Element placement data

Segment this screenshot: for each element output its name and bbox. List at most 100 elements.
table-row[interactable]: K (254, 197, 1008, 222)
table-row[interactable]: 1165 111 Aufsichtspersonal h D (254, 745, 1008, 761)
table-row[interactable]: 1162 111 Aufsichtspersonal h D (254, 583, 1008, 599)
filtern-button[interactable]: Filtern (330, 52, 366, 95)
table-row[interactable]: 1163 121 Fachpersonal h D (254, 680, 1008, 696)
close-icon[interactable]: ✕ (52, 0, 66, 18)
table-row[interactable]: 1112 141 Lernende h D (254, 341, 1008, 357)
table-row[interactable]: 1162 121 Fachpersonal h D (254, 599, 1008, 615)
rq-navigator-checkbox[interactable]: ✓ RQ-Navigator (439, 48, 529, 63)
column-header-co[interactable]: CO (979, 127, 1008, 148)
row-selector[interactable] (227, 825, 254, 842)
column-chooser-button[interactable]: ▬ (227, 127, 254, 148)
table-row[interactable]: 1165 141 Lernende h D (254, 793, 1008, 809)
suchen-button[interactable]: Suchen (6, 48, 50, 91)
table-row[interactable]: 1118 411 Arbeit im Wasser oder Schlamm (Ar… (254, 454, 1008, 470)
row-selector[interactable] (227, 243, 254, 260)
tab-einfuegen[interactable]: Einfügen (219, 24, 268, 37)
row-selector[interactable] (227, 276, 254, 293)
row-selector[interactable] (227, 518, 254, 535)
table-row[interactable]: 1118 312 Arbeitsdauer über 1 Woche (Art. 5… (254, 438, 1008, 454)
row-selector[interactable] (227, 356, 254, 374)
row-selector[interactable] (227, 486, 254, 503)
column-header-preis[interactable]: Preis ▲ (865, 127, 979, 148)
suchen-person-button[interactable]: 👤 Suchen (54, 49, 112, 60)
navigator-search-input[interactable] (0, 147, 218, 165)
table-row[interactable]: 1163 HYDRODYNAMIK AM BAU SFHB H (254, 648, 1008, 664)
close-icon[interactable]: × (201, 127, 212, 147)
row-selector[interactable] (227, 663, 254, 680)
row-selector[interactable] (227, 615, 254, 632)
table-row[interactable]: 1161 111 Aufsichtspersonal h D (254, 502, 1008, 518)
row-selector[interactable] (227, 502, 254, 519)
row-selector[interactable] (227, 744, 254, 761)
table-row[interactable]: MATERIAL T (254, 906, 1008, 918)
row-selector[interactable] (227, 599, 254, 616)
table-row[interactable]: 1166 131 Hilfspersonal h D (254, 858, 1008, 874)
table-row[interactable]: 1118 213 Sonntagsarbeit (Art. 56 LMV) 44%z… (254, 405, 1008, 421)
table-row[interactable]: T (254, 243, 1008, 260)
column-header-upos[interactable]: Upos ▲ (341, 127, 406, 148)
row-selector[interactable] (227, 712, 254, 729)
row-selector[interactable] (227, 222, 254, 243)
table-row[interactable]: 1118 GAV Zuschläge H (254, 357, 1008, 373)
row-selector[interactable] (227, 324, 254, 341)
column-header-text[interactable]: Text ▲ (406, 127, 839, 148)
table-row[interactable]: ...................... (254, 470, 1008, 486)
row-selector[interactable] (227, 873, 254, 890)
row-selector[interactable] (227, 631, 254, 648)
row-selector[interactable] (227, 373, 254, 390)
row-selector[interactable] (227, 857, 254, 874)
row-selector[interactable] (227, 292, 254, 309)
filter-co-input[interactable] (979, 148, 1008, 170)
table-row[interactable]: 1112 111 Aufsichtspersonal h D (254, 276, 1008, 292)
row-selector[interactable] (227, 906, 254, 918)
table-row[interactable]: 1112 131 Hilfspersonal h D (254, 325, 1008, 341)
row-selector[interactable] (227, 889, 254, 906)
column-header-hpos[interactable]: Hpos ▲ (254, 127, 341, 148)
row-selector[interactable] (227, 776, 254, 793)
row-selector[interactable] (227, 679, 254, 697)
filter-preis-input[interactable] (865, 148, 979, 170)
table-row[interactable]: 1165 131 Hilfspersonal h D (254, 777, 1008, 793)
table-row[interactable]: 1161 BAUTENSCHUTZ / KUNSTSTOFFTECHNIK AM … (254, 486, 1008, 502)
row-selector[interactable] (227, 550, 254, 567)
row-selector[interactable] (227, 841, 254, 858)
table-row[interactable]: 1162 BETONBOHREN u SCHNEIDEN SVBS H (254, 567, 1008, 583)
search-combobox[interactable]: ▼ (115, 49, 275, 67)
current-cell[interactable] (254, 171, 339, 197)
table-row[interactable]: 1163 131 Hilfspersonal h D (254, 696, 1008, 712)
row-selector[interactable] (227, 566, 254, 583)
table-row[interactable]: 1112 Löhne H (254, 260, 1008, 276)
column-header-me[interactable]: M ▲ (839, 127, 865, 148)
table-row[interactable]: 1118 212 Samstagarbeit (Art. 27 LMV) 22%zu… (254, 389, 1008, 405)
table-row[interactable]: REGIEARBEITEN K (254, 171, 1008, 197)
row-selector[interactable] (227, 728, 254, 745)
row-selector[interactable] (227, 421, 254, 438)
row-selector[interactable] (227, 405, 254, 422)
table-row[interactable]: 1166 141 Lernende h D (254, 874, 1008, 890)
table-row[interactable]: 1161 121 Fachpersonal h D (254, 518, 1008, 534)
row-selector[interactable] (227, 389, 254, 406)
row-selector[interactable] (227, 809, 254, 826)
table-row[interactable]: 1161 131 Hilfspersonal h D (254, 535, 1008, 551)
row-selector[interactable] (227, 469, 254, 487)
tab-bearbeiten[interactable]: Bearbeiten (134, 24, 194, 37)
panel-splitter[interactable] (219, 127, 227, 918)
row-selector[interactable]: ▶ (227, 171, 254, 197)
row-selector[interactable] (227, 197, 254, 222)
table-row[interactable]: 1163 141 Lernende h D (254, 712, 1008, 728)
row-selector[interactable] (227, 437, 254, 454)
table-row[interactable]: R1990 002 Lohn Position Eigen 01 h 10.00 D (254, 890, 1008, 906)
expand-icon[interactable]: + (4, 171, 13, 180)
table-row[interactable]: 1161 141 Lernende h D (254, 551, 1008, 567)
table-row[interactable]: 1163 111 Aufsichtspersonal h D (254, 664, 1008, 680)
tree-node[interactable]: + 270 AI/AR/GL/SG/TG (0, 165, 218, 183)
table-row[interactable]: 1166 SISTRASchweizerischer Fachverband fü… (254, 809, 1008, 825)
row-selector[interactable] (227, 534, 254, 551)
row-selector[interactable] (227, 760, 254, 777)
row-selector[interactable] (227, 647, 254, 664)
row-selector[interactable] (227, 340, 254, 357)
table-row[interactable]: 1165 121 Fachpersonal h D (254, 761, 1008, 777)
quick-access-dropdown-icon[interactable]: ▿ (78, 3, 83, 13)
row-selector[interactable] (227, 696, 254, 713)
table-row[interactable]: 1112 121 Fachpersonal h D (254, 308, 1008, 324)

▶ TO DO
Reproduce the data verbatim, from its first line up to and including the line that contains "rq-navigator-checkbox[interactable]: ✓ RQ-Navigator".

▶ FULL ANSWER
Segment this screenshot: for each element output its name and bbox. List at most 100 elements.
table-row[interactable]: K (254, 197, 1008, 222)
table-row[interactable]: 1165 111 Aufsichtspersonal h D (254, 745, 1008, 761)
table-row[interactable]: 1162 111 Aufsichtspersonal h D (254, 583, 1008, 599)
filtern-button[interactable]: Filtern (330, 52, 366, 95)
table-row[interactable]: 1163 121 Fachpersonal h D (254, 680, 1008, 696)
close-icon[interactable]: ✕ (52, 0, 66, 18)
table-row[interactable]: 1112 141 Lernende h D (254, 341, 1008, 357)
table-row[interactable]: 1162 121 Fachpersonal h D (254, 599, 1008, 615)
rq-navigator-checkbox[interactable]: ✓ RQ-Navigator (439, 48, 529, 63)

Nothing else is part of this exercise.